Retype all material exactly. Pictures stay out of the copy.

[A run of records]
.....

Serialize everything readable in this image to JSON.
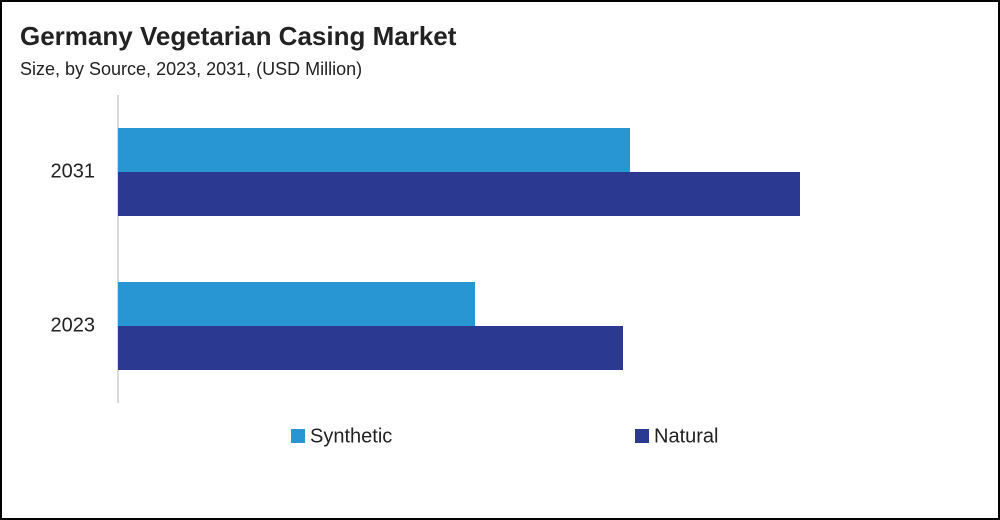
{
  "chart_data": {
    "type": "bar",
    "orientation": "horizontal",
    "title": "Germany Vegetarian Casing Market",
    "subtitle": "Size, by Source, 2023, 2031, (USD Million)",
    "categories": [
      "2031",
      "2023"
    ],
    "series": [
      {
        "name": "Synthetic",
        "color": "#2896d3",
        "values": [
          51.2,
          35.7
        ]
      },
      {
        "name": "Natural",
        "color": "#2b3990",
        "values": [
          68.2,
          50.5
        ]
      }
    ],
    "legend": "bottom"
  }
}
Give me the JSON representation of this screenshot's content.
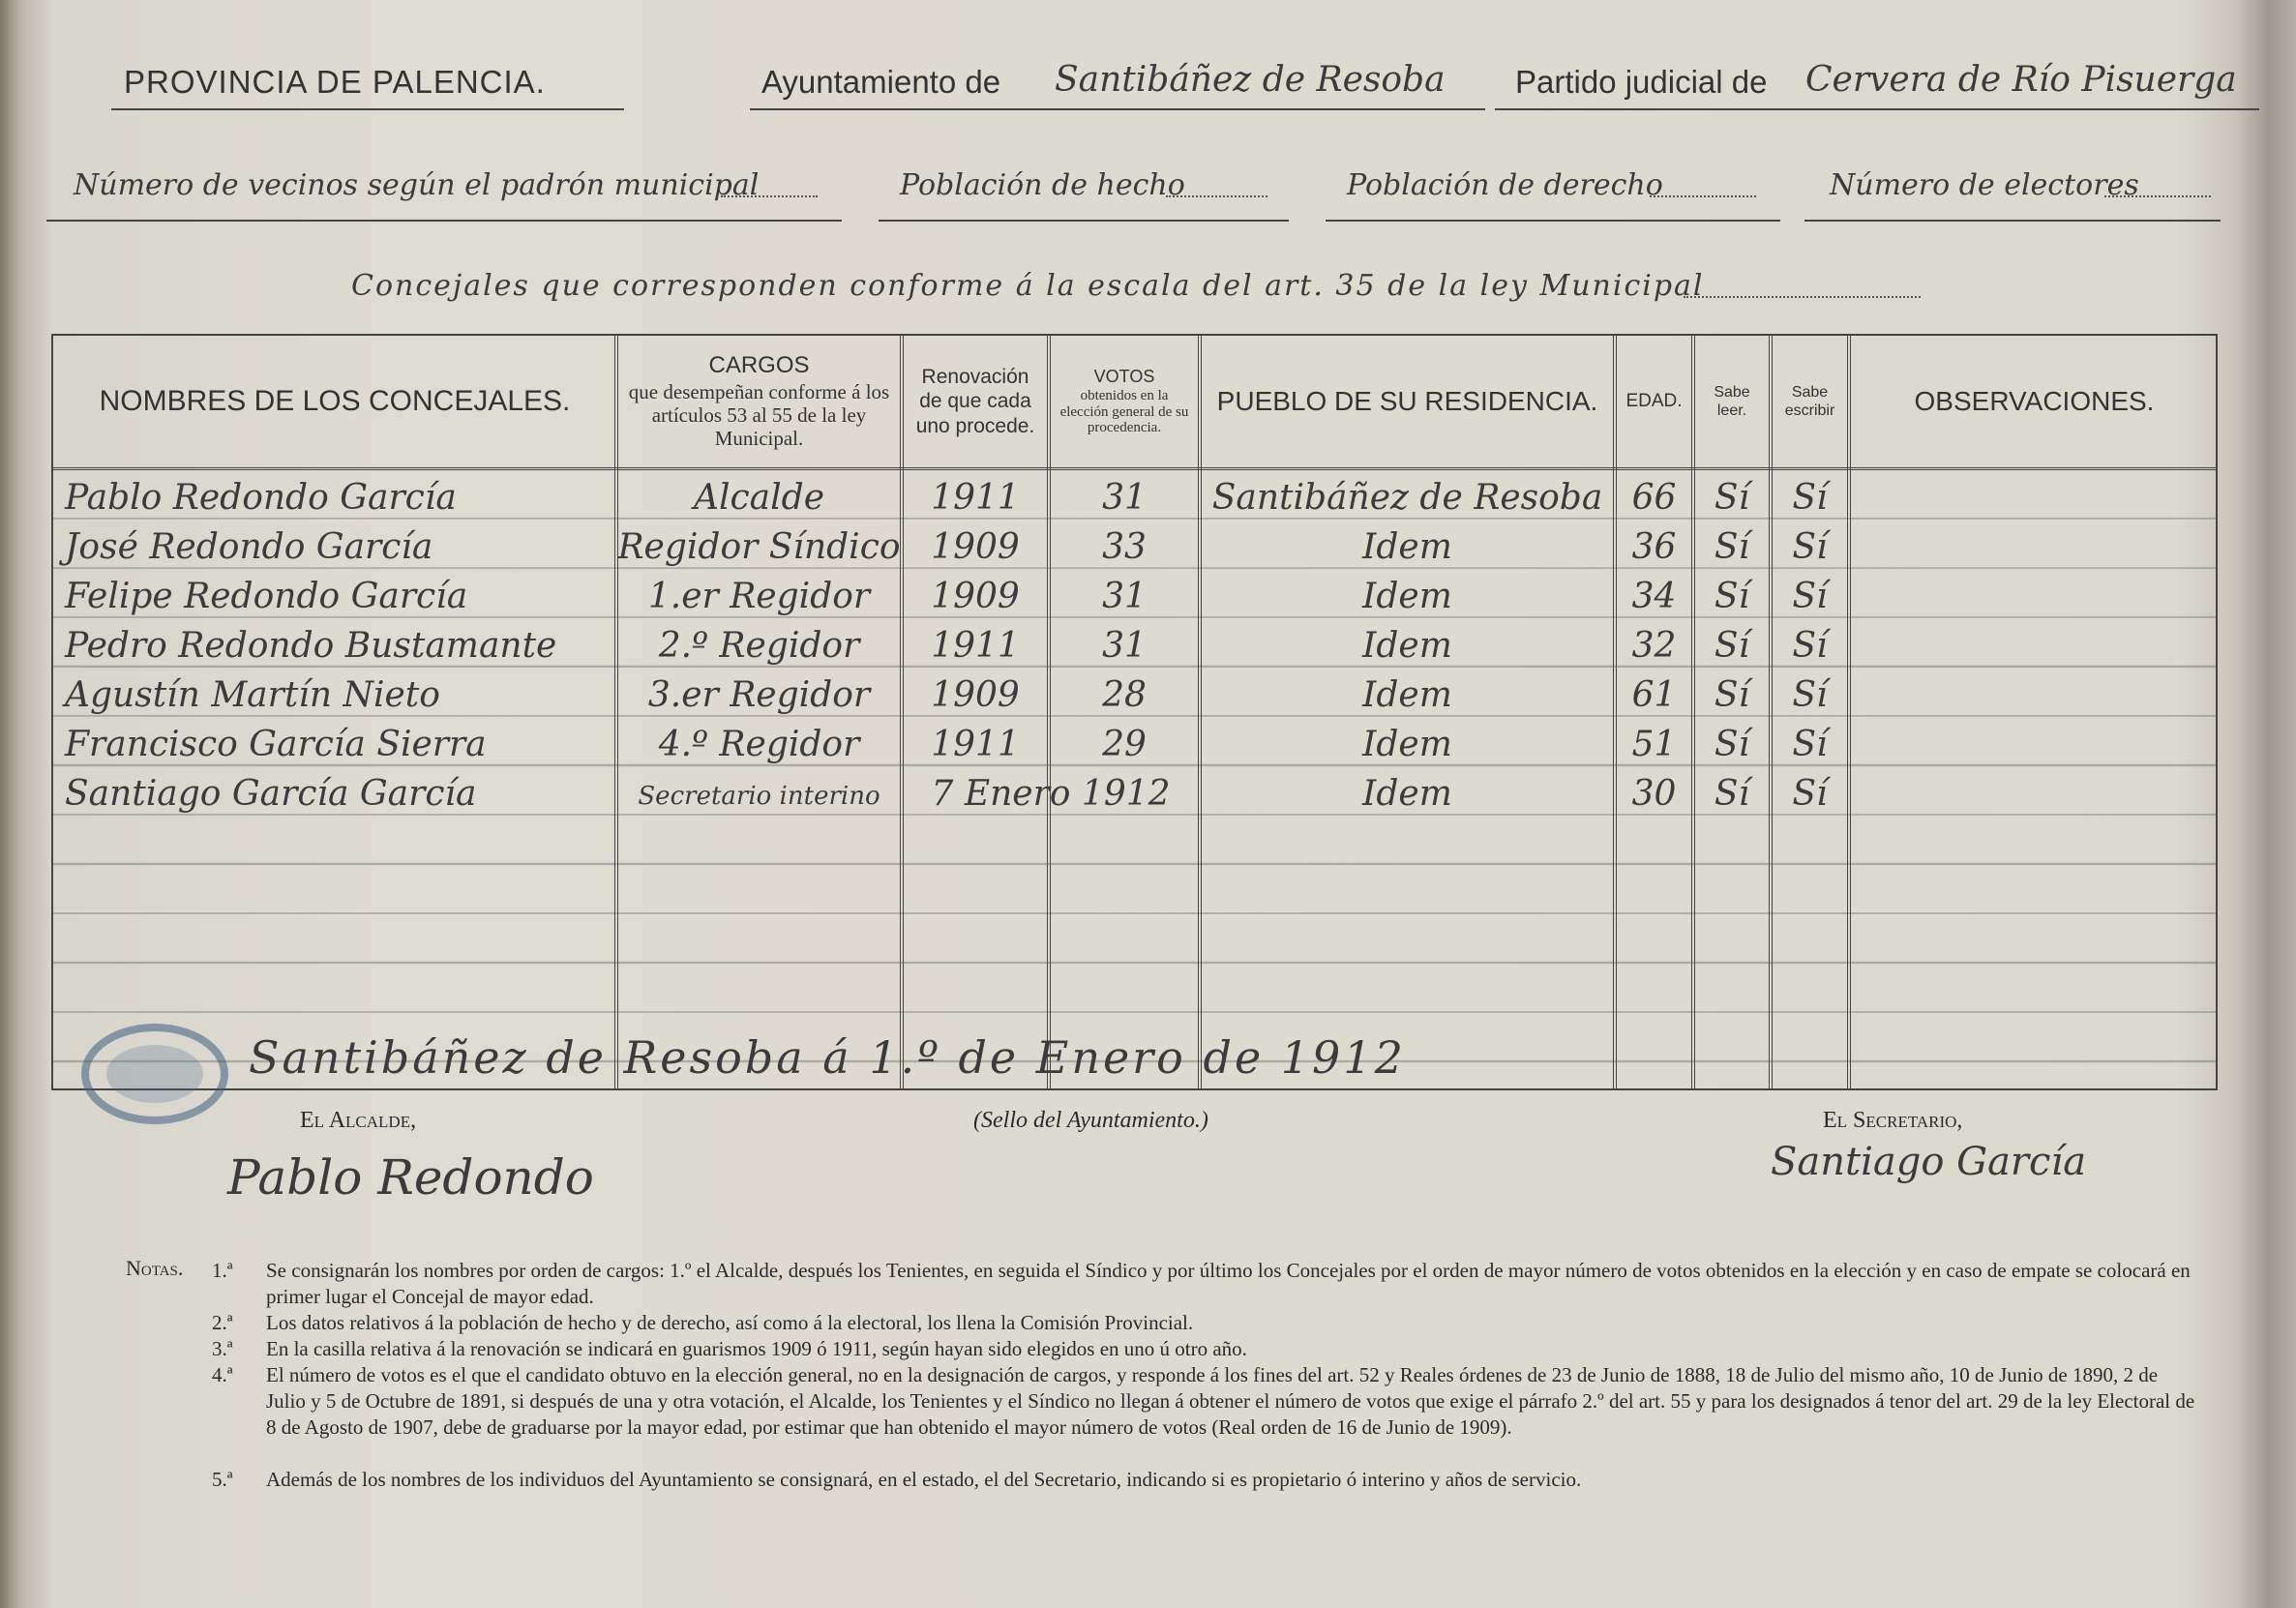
{
  "header": {
    "province": "PROVINCIA DE PALENCIA.",
    "ayuntamiento_label": "Ayuntamiento de",
    "ayuntamiento": "Santibáñez de Resoba",
    "partido_label": "Partido judicial de",
    "partido": "Cervera de Río Pisuerga"
  },
  "fields": [
    "Número de vecinos según el padrón municipal",
    "Población de hecho",
    "Población de derecho",
    "Número de electores"
  ],
  "concejales_line": "Concejales que corresponden conforme á la escala del art. 35 de la ley Municipal",
  "table": {
    "headers": [
      "NOMBRES DE LOS CONCEJALES.",
      "CARGOS",
      "Renovación de que cada uno procede.",
      "VOTOS",
      "PUEBLO DE SU RESIDENCIA.",
      "EDAD.",
      "Sabe leer.",
      "Sabe escribir",
      "OBSERVACIONES."
    ],
    "cargos_note": "que desempeñan conforme á los artículos 53 al 55 de la ley Municipal.",
    "votos_note": "obtenidos en la elección general de su procedencia.",
    "rows": [
      [
        "Pablo Redondo García",
        "Alcalde",
        "1911",
        "31",
        "Santibáñez de Resoba",
        "66",
        "Sí",
        "Sí"
      ],
      [
        "José Redondo García",
        "Regidor Síndico",
        "1909",
        "33",
        "Idem",
        "36",
        "Sí",
        "Sí"
      ],
      [
        "Felipe Redondo García",
        "1.er Regidor",
        "1909",
        "31",
        "Idem",
        "34",
        "Sí",
        "Sí"
      ],
      [
        "Pedro Redondo Bustamante",
        "2.º Regidor",
        "1911",
        "31",
        "Idem",
        "32",
        "Sí",
        "Sí"
      ],
      [
        "Agustín Martín Nieto",
        "3.er Regidor",
        "1909",
        "28",
        "Idem",
        "61",
        "Sí",
        "Sí"
      ],
      [
        "Francisco García Sierra",
        "4.º Regidor",
        "1911",
        "29",
        "Idem",
        "51",
        "Sí",
        "Sí"
      ],
      [
        "Santiago García García",
        "Secretario interino",
        "7 Enero 1912",
        null,
        "Idem",
        "30",
        "Sí",
        "Sí"
      ]
    ]
  },
  "footer": {
    "place_date": "Santibáñez de Resoba á 1.º de Enero de 1912",
    "alcalde_label": "El Alcalde,",
    "sello": "(Sello del Ayuntamiento.)",
    "secretario_label": "El Secretario,",
    "alcalde_signature": "Pablo Redondo",
    "secretario_signature": "Santiago García"
  },
  "notes": {
    "label": "Notas.",
    "items": [
      {
        "num": "1.ª",
        "text": "Se consignarán los nombres por orden de cargos: 1.º el Alcalde, después los Tenientes, en seguida el Síndico y por último los Concejales por el orden de mayor número de votos obtenidos en la elección y en caso de empate se colocará en primer lugar el Concejal de mayor edad."
      },
      {
        "num": "2.ª",
        "text": "Los datos relativos á la población de hecho y de derecho, así como á la electoral, los llena la Comisión Provincial."
      },
      {
        "num": "3.ª",
        "text": "En la casilla relativa á la renovación se indicará en guarismos 1909 ó 1911, según hayan sido elegidos en uno ú otro año."
      },
      {
        "num": "4.ª",
        "text": "El número de votos es el que el candidato obtuvo en la elección general, no en la designación de cargos, y responde á los fines del art. 52 y Reales órdenes de 23 de Junio de 1888, 18 de Julio del mismo año, 10 de Junio de 1890, 2 de Julio y 5 de Octubre de 1891, si después de una y otra votación, el Alcalde, los Tenientes y el Síndico no llegan á obtener el número de votos que exige el párrafo 2.º del art. 55 y para los designados á tenor del art. 29 de la ley Electoral de 8 de Agosto de 1907, debe de graduarse por la mayor edad, por estimar que han obtenido el mayor número de votos (Real orden de 16 de Junio de 1909)."
      },
      {
        "num": "5.ª",
        "text": "Además de los nombres de los individuos del Ayuntamiento se consignará, en el estado, el del Secretario, indicando si es propietario ó interino y años de servicio."
      }
    ]
  }
}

.....

[Output for this task]
Serialize everything readable in this image to JSON.
{
  "chart_data": {
    "type": "bar",
    "orientation": "horizontal",
    "title": "Germany Vegetarian Casing Market",
    "subtitle": "Size, by Source, 2023, 2031, (USD Million)",
    "categories": [
      "2031",
      "2023"
    ],
    "series": [
      {
        "name": "Synthetic",
        "color": "#2896d3",
        "values": [
          51.2,
          35.7
        ]
      },
      {
        "name": "Natural",
        "color": "#2b3990",
        "values": [
          68.2,
          50.5
        ]
      }
    ],
    "legend": "bottom"
  }
}
Give me the JSON representation of this screenshot's content.
{
  "header": {
    "province": "PROVINCIA DE PALENCIA.",
    "ayuntamiento_label": "Ayuntamiento de",
    "ayuntamiento": "Santibáñez de Resoba",
    "partido_label": "Partido judicial de",
    "partido": "Cervera de Río Pisuerga"
  },
  "fields": [
    "Número de vecinos según el padrón municipal",
    "Población de hecho",
    "Población de derecho",
    "Número de electores"
  ],
  "concejales_line": "Concejales que corresponden conforme á la escala del art. 35 de la ley Municipal",
  "table": {
    "headers": [
      "NOMBRES DE LOS CONCEJALES.",
      "CARGOS",
      "Renovación de que cada uno procede.",
      "VOTOS",
      "PUEBLO DE SU RESIDENCIA.",
      "EDAD.",
      "Sabe leer.",
      "Sabe escribir",
      "OBSERVACIONES."
    ],
    "cargos_note": "que desempeñan conforme á los artículos 53 al 55 de la ley Municipal.",
    "votos_note": "obtenidos en la elección general de su procedencia.",
    "rows": [
      [
        "Pablo Redondo García",
        "Alcalde",
        "1911",
        "31",
        "Santibáñez de Resoba",
        "66",
        "Sí",
        "Sí"
      ],
      [
        "José Redondo García",
        "Regidor Síndico",
        "1909",
        "33",
        "Idem",
        "36",
        "Sí",
        "Sí"
      ],
      [
        "Felipe Redondo García",
        "1.er Regidor",
        "1909",
        "31",
        "Idem",
        "34",
        "Sí",
        "Sí"
      ],
      [
        "Pedro Redondo Bustamante",
        "2.º Regidor",
        "1911",
        "31",
        "Idem",
        "32",
        "Sí",
        "Sí"
      ],
      [
        "Agustín Martín Nieto",
        "3.er Regidor",
        "1909",
        "28",
        "Idem",
        "61",
        "Sí",
        "Sí"
      ],
      [
        "Francisco García Sierra",
        "4.º Regidor",
        "1911",
        "29",
        "Idem",
        "51",
        "Sí",
        "Sí"
      ],
      [
        "Santiago García García",
        "Secretario interino",
        "7 Enero 1912",
        null,
        "Idem",
        "30",
        "Sí",
        "Sí"
      ]
    ]
  },
  "footer": {
    "place_date": "Santibáñez de Resoba á 1.º de Enero de 1912",
    "alcalde_label": "El Alcalde,",
    "sello": "(Sello del Ayuntamiento.)",
    "secretario_label": "El Secretario,",
    "alcalde_signature": "Pablo Redondo",
    "secretario_signature": "Santiago García"
  },
  "notes": {
    "label": "Notas.",
    "items": [
      {
        "num": "1.ª",
        "text": "Se consignarán los nombres por orden de cargos: 1.º el Alcalde, después los Tenientes, en seguida el Síndico y por último los Concejales por el orden de mayor número de votos obtenidos en la elección y en caso de empate se colocará en primer lugar el Concejal de mayor edad."
      },
      {
        "num": "2.ª",
        "text": "Los datos relativos á la población de hecho y de derecho, así como á la electoral, los llena la Comisión Provincial."
      },
      {
        "num": "3.ª",
        "text": "En la casilla relativa á la renovación se indicará en guarismos 1909 ó 1911, según hayan sido elegidos en uno ú otro año."
      },
      {
        "num": "4.ª",
        "text": "El número de votos es el que el candidato obtuvo en la elección general, no en la designación de cargos, y responde á los fines del art. 52 y Reales órdenes de 23 de Junio de 1888, 18 de Julio del mismo año, 10 de Junio de 1890, 2 de Julio y 5 de Octubre de 1891, si después de una y otra votación, el Alcalde, los Tenientes y el Síndico no llegan á obtener el número de votos que exige el párrafo 2.º del art. 55 y para los designados á tenor del art. 29 de la ley Electoral de 8 de Agosto de 1907, debe de graduarse por la mayor edad, por estimar que han obtenido el mayor número de votos (Real orden de 16 de Junio de 1909)."
      },
      {
        "num": "5.ª",
        "text": "Además de los nombres de los individuos del Ayuntamiento se consignará, en el estado, el del Secretario, indicando si es propietario ó interino y años de servicio."
      }
    ]
  }
}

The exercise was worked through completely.